───── Given entries ─────

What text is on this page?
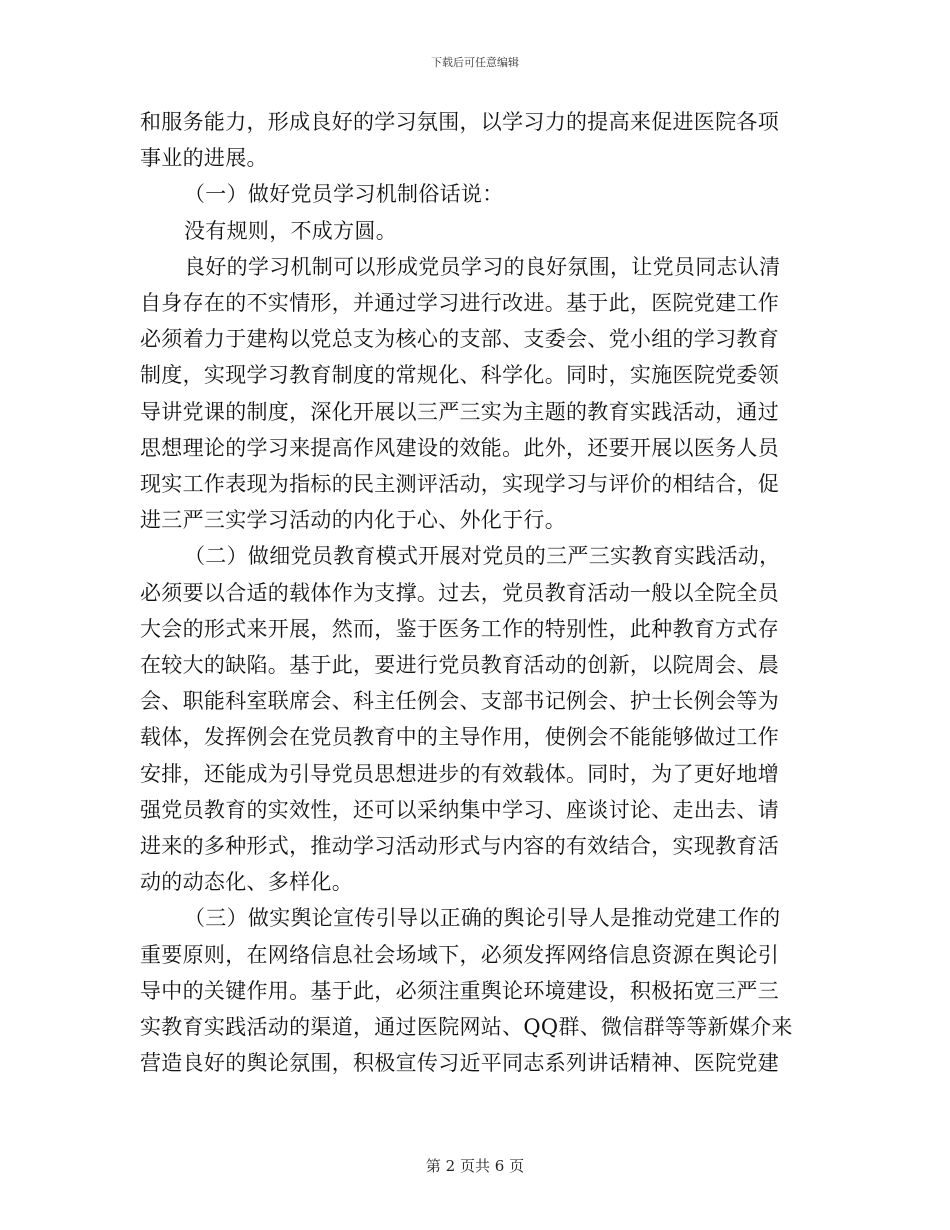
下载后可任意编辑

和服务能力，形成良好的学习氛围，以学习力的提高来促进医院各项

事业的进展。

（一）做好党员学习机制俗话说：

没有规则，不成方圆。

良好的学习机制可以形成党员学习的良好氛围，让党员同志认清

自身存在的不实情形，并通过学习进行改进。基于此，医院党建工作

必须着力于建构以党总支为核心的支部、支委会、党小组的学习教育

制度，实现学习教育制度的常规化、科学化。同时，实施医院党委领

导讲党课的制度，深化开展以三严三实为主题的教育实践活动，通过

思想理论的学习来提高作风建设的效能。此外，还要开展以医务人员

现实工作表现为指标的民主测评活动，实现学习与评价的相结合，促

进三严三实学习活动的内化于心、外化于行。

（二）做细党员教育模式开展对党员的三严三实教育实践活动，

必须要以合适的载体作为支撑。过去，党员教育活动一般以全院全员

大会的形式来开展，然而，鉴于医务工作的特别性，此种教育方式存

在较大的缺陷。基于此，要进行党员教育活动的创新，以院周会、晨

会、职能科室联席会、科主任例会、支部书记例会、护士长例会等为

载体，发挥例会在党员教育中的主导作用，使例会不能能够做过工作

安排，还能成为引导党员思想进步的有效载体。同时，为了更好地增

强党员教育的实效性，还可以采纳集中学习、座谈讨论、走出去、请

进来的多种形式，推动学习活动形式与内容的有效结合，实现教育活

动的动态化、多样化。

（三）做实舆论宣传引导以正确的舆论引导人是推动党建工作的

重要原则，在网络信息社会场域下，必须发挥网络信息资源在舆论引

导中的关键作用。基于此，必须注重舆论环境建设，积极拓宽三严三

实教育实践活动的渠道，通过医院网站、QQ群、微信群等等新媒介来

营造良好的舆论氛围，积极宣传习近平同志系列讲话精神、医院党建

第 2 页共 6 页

─────
───── Given entries ─────

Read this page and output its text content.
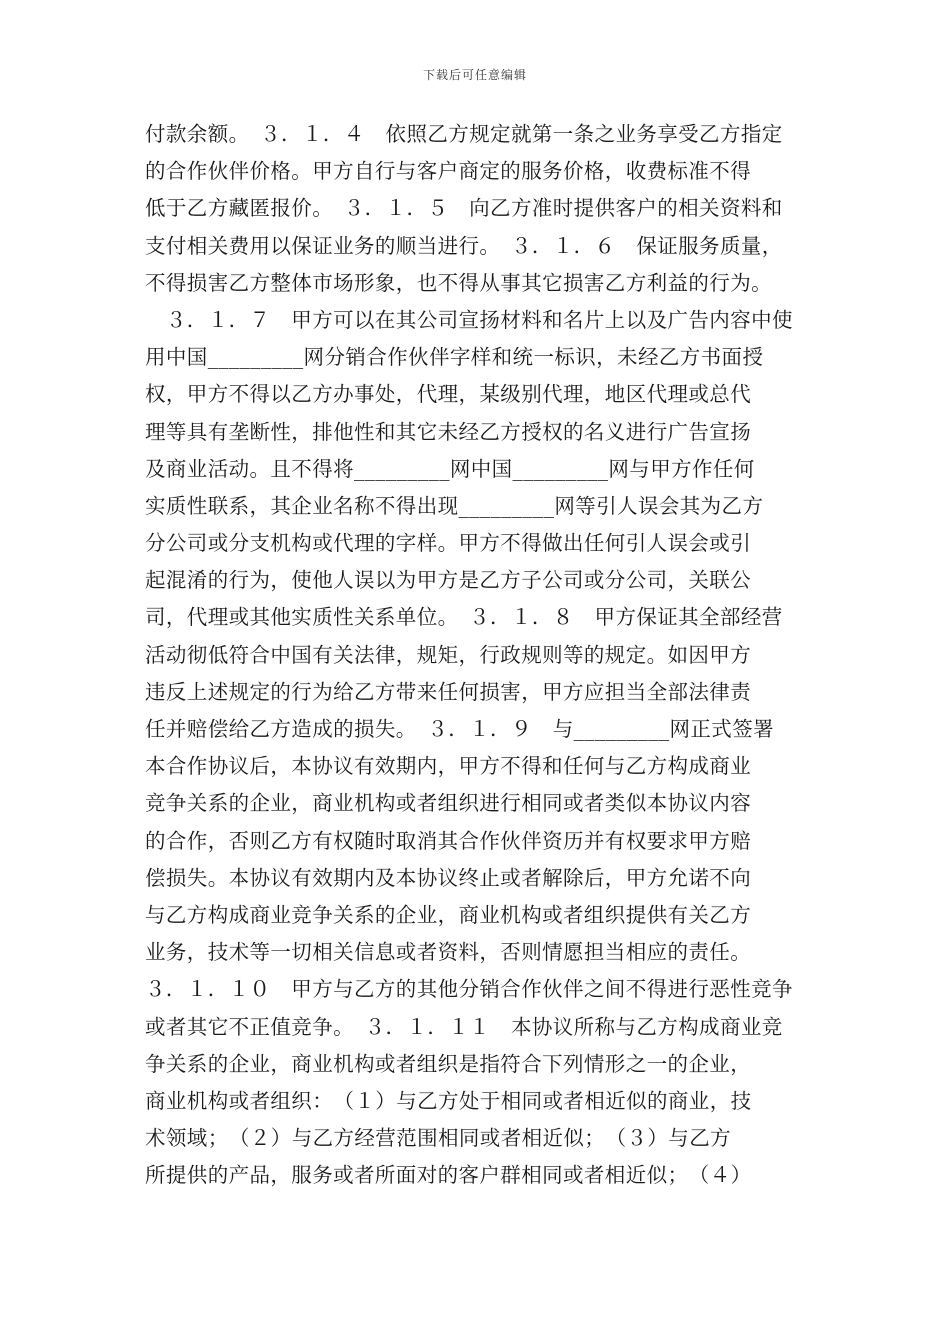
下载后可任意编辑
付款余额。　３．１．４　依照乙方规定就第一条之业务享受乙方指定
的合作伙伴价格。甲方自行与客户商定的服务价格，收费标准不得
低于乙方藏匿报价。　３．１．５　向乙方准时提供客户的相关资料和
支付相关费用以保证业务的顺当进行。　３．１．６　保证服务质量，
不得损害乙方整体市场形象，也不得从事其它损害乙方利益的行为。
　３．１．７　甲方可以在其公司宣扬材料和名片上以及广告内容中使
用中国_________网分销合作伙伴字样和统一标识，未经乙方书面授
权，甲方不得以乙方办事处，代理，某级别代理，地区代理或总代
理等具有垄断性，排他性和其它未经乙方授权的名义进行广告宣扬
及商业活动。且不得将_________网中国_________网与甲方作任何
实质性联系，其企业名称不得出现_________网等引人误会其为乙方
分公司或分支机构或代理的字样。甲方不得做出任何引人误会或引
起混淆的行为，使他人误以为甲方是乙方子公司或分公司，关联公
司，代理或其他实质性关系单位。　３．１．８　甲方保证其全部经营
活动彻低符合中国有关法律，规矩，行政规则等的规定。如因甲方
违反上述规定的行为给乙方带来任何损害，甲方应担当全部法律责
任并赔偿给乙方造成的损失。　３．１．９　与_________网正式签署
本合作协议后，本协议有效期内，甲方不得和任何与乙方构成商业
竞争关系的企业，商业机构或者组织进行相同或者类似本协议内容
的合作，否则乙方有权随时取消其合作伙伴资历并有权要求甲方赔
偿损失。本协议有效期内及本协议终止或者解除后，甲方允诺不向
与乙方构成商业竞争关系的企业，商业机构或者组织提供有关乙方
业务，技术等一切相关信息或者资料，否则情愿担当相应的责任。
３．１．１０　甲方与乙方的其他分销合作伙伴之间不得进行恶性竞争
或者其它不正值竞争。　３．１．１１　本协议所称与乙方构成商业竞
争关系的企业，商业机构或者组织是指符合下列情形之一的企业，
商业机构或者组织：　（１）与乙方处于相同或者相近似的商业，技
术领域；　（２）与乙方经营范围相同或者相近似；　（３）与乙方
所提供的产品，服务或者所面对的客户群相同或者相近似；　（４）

─────
───── Given entries ─────

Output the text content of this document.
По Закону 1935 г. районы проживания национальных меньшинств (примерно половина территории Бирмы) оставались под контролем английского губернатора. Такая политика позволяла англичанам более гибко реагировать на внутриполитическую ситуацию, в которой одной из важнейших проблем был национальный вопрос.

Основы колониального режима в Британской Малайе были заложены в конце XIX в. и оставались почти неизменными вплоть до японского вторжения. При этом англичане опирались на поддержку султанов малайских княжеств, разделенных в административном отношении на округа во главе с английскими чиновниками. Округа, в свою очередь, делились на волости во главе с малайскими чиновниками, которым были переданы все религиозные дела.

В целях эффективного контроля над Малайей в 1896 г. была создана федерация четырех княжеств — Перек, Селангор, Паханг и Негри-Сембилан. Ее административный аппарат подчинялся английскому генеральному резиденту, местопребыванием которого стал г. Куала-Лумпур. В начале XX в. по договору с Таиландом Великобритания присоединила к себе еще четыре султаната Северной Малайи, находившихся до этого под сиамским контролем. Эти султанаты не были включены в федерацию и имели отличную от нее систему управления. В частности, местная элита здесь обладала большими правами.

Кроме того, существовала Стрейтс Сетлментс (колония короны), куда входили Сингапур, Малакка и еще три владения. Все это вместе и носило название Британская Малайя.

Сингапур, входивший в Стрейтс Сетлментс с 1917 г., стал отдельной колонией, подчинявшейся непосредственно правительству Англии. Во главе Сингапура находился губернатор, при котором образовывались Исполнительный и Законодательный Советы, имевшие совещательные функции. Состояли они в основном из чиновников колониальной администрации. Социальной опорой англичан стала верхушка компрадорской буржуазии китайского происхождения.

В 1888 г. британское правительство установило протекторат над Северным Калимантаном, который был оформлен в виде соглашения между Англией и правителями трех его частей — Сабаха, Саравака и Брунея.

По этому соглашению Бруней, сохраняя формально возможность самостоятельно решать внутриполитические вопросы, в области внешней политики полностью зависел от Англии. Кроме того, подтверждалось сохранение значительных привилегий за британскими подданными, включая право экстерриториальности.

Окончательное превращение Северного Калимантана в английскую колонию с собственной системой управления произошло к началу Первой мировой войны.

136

─────

## [Short task]
State how many lines of the listing above include the word "page". Give nothing but the number.

## [Correct output]
2